(Records about charts and figures)
━━━━━━━━━━━━━━━━

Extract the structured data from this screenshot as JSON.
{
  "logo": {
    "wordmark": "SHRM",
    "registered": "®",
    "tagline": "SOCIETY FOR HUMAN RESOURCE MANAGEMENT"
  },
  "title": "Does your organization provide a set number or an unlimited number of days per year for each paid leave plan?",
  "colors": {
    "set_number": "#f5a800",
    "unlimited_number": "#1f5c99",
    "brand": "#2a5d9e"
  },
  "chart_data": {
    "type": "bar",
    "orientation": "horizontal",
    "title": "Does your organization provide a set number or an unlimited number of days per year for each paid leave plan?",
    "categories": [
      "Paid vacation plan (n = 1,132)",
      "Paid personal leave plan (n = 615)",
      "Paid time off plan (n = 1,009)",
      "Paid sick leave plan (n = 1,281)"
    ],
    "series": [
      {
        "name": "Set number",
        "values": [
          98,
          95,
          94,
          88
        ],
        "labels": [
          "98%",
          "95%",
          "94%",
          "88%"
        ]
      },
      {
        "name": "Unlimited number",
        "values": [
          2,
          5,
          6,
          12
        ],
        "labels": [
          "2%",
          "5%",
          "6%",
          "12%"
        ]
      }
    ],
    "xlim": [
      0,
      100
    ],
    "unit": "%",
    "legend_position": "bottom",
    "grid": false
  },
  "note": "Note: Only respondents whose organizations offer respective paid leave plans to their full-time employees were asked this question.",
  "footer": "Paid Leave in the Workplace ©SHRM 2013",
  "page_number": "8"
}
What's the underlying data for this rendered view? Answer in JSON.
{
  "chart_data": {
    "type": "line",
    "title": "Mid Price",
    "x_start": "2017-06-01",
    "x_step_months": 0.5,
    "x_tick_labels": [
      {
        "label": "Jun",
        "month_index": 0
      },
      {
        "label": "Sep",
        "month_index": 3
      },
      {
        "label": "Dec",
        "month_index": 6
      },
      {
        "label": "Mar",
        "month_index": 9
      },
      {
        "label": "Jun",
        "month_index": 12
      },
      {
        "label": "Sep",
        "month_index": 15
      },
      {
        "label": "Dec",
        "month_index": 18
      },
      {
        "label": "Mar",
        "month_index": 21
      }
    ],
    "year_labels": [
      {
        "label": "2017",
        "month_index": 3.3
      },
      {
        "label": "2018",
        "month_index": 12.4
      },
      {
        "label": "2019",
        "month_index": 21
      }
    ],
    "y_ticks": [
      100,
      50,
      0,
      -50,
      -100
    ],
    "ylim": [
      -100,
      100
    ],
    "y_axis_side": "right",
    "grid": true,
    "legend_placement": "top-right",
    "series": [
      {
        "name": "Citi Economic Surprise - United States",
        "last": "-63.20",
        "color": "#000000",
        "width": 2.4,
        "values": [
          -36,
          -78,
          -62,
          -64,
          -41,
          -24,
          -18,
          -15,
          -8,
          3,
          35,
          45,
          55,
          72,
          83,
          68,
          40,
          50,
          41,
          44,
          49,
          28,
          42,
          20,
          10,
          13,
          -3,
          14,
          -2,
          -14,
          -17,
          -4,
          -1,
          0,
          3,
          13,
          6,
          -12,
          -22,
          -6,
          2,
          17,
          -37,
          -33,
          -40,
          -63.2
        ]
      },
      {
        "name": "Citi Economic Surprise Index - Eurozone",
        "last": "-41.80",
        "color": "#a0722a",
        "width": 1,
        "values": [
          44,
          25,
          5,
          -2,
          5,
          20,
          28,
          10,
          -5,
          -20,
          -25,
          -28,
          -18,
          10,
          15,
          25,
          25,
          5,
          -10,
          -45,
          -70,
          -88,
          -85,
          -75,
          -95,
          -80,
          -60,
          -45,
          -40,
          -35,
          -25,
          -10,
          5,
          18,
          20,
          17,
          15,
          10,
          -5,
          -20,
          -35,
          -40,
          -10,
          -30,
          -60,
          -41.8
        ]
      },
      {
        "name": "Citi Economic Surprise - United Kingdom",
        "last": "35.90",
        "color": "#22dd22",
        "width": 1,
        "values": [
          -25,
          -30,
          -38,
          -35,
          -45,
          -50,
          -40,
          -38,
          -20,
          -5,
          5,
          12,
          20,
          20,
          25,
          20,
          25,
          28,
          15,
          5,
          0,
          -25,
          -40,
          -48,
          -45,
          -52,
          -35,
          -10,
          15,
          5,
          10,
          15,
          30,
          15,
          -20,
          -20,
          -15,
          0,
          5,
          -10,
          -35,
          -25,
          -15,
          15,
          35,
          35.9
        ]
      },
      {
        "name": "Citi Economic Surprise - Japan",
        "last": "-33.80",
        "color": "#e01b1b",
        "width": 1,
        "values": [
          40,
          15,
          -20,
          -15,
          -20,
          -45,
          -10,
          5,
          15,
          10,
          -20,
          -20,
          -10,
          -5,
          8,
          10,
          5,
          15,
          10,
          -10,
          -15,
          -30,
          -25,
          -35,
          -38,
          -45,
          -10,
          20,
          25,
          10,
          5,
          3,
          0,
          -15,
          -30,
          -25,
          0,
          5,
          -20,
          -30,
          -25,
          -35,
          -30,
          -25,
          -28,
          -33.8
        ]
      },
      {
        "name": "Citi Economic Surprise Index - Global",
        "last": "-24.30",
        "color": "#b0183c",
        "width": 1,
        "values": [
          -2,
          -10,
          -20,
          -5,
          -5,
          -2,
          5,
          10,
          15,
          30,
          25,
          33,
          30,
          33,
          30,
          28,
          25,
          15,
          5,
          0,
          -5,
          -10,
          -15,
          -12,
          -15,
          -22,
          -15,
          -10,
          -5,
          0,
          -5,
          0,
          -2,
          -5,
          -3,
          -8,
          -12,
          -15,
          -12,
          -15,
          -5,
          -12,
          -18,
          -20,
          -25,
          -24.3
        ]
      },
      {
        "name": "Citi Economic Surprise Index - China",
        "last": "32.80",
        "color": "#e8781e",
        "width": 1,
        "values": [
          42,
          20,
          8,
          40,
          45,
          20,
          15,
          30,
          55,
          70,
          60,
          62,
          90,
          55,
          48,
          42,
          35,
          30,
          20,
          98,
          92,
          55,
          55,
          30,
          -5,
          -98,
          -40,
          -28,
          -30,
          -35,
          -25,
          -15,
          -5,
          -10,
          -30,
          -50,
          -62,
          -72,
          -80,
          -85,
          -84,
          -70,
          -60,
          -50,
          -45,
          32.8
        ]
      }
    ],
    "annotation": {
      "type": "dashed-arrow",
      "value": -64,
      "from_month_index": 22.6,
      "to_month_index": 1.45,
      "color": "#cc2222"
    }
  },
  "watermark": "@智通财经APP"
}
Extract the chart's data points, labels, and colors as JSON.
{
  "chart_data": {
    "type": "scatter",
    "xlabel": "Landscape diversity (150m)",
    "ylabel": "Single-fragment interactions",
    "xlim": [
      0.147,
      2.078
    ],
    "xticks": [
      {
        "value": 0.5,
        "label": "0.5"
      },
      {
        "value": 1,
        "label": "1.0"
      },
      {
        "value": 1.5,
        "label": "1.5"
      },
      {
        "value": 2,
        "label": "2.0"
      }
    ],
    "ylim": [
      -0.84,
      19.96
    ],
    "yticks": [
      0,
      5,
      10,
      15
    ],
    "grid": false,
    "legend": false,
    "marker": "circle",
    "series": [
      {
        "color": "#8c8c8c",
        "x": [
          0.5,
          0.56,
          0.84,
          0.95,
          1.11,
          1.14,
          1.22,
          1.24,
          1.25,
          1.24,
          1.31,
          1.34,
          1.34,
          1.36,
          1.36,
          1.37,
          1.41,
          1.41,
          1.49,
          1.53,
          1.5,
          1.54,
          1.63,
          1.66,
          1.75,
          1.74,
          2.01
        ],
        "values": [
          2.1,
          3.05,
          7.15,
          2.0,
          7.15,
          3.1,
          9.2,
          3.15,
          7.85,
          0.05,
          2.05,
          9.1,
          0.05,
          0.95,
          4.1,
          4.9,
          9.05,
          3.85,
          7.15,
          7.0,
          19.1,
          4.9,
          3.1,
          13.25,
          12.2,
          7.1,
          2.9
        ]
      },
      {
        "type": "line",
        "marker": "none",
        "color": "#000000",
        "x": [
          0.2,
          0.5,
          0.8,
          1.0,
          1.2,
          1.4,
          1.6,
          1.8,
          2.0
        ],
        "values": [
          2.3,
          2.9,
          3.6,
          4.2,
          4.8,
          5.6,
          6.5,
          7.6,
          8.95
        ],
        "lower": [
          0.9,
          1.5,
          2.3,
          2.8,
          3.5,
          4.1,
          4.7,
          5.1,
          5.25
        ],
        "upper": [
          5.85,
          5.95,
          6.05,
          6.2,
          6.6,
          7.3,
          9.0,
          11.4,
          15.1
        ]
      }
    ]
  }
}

━━━━━━━━━━━━━━━━

Identify every line holding the word "type" and copy it out.

> _SOLVED EXERCISE_
    "type": "bar",
    "type": "line",
      "type": "dashed-arrow",
    "type": "scatter",
        "type": "line",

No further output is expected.